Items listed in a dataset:
↓↓↓
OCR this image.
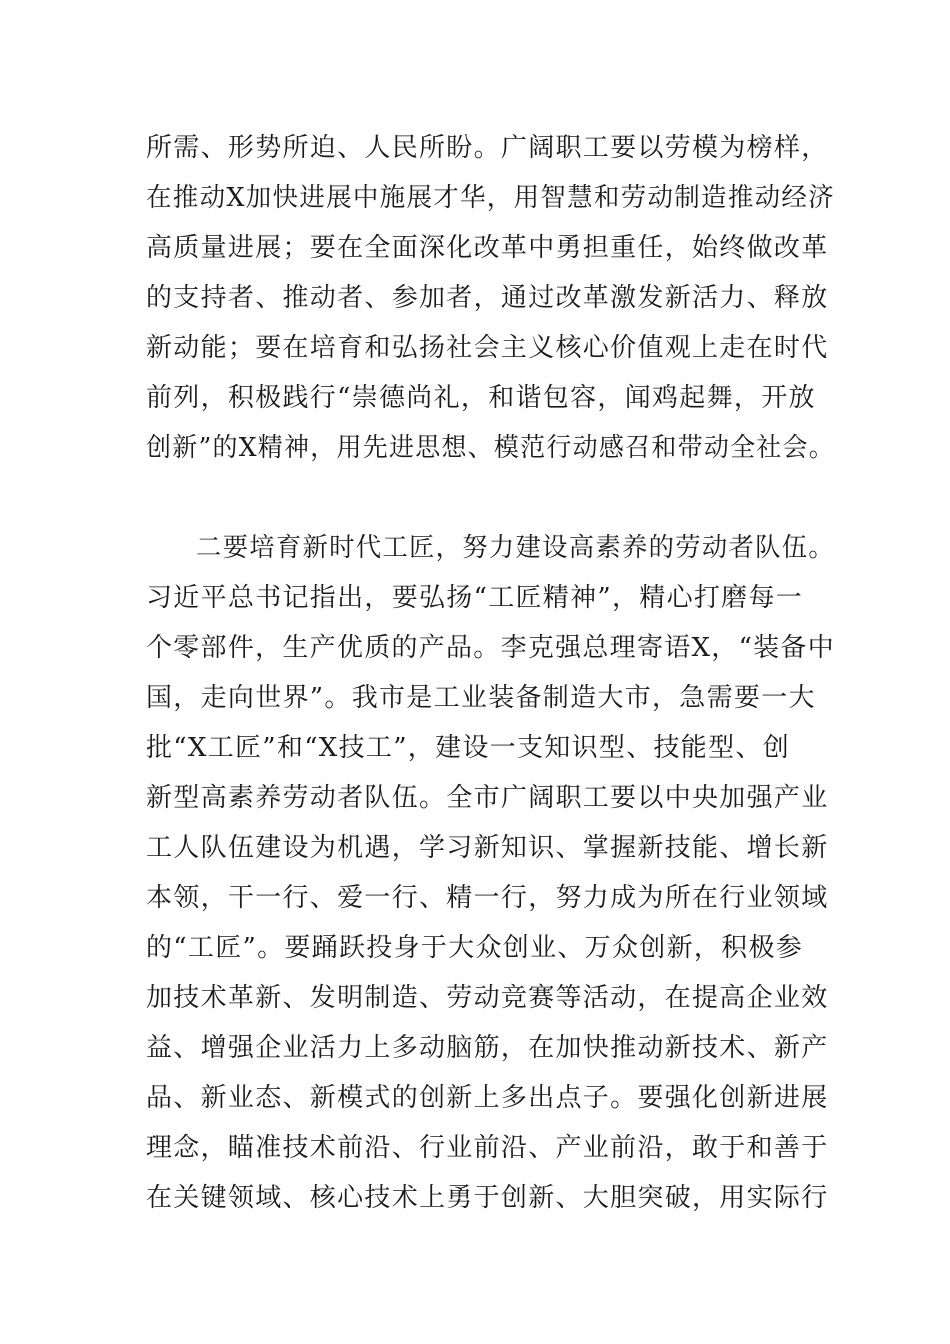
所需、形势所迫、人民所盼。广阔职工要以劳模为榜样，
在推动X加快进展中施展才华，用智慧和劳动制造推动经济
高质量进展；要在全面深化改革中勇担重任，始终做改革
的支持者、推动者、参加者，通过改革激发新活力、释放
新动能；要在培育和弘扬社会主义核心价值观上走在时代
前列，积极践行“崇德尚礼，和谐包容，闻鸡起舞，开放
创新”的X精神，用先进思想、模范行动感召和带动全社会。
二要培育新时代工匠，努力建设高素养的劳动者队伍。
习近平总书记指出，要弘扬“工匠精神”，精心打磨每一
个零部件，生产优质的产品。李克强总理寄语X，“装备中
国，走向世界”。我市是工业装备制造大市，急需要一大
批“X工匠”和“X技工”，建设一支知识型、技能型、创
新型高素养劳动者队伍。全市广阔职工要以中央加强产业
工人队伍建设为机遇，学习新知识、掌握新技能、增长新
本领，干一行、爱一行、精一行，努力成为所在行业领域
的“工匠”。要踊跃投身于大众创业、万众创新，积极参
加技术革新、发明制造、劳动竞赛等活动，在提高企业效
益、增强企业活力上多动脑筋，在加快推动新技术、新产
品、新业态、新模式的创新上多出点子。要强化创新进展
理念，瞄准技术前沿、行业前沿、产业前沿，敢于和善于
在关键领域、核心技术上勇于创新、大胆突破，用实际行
↑↑↑
↓↓↓
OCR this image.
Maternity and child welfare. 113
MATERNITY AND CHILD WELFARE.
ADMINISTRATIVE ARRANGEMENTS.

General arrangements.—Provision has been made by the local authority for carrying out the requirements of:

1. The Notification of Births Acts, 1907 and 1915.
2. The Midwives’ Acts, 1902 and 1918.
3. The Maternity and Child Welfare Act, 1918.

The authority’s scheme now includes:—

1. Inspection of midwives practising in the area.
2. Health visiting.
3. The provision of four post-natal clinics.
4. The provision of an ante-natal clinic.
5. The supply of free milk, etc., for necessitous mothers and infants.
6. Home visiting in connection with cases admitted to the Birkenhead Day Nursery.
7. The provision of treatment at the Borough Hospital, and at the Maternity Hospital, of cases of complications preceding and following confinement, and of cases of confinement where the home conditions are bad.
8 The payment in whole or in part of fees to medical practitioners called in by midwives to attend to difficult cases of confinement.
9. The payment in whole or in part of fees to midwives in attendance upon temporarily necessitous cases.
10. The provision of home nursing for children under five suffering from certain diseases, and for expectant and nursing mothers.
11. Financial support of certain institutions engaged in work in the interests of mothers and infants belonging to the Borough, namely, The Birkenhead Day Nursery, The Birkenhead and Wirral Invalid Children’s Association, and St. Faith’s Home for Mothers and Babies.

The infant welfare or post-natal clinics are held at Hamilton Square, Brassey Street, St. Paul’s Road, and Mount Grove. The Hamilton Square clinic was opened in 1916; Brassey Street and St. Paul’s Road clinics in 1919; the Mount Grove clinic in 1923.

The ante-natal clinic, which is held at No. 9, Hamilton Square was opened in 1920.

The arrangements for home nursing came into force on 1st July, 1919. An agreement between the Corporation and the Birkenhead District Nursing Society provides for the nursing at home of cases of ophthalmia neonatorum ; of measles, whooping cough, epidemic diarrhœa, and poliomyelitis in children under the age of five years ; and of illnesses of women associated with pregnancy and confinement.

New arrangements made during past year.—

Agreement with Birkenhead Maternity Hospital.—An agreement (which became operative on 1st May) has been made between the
↑↑↑
_What needs to be done_:
Of all the lines in the listing above, how many contain the word "fees"? Answer with the number alone.

_Solution_:
2